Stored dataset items

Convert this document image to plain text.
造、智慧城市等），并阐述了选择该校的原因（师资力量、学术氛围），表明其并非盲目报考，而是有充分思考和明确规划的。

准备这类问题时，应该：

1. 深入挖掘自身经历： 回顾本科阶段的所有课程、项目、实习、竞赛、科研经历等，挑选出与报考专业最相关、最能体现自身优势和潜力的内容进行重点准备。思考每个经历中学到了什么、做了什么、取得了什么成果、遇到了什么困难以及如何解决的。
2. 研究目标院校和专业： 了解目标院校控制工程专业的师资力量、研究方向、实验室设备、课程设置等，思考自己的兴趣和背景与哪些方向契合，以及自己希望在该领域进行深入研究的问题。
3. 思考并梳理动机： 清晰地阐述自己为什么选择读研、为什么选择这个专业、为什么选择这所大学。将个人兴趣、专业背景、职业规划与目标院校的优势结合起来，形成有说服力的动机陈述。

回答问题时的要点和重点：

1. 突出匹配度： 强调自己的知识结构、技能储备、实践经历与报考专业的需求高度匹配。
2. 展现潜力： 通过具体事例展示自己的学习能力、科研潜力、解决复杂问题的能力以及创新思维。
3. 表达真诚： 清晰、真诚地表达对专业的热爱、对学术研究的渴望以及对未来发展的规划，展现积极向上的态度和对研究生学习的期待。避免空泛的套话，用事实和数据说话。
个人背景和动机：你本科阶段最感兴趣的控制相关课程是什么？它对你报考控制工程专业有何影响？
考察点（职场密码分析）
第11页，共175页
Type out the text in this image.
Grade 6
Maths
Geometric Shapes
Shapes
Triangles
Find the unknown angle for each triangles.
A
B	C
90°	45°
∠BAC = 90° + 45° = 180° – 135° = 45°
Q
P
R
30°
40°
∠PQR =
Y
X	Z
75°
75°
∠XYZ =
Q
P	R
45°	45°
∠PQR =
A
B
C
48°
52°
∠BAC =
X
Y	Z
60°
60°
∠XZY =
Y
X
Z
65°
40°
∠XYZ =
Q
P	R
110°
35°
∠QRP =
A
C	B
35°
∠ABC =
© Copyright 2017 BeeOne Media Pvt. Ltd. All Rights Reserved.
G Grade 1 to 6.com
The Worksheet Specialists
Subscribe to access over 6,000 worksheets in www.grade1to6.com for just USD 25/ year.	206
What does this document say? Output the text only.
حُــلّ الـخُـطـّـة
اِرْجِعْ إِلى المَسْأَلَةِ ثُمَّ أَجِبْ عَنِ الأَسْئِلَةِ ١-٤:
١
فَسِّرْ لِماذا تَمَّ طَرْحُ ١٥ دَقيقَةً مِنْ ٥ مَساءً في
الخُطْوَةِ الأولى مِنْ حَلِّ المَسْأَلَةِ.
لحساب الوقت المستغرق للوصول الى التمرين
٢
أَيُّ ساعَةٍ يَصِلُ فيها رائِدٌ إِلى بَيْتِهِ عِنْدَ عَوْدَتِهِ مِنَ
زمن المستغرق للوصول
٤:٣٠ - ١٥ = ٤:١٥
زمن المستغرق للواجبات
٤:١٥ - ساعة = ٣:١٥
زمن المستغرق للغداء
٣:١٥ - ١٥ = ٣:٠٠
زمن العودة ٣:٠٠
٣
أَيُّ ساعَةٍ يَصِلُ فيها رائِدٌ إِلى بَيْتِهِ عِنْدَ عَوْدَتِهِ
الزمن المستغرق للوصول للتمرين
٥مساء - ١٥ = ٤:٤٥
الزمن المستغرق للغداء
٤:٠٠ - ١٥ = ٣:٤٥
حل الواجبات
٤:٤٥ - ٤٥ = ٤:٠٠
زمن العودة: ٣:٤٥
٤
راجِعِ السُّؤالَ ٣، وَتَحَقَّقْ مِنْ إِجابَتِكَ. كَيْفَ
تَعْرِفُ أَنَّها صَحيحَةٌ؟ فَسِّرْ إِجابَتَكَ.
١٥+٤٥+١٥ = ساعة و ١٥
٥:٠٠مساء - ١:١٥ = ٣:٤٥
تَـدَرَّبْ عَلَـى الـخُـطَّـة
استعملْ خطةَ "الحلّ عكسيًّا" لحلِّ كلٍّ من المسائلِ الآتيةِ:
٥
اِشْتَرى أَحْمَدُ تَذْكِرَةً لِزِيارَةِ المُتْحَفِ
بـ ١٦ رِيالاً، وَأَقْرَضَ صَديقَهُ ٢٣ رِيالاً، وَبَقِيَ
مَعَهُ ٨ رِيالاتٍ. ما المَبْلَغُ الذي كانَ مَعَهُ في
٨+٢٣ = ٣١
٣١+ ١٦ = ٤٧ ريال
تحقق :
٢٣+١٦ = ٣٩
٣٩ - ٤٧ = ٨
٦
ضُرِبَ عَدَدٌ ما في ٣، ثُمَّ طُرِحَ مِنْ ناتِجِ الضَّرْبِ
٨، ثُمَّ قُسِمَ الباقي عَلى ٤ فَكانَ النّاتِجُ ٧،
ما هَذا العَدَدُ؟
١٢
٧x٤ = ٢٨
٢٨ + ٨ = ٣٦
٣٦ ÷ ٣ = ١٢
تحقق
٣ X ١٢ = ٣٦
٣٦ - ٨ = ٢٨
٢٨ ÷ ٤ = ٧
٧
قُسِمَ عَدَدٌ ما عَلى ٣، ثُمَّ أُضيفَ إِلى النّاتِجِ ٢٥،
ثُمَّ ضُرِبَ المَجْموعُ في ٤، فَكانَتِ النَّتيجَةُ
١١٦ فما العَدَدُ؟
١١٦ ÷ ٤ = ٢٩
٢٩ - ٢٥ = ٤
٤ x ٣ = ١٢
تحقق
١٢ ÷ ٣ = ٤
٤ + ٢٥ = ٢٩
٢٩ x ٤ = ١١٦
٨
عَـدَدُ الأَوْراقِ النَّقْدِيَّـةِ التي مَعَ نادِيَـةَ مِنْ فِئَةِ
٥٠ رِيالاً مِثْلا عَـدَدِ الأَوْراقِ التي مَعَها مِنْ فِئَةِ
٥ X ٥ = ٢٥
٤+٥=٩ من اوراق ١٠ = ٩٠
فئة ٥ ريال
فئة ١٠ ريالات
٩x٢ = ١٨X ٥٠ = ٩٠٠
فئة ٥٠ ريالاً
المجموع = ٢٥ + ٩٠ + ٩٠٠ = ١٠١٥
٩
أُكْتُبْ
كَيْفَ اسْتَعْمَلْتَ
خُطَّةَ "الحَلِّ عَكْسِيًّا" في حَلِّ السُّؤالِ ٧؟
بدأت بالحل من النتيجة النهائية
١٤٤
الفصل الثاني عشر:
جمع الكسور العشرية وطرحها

## What to work on
Find how many lines of the listing include the string "this" and give that number, nothing else.

## Complete response
3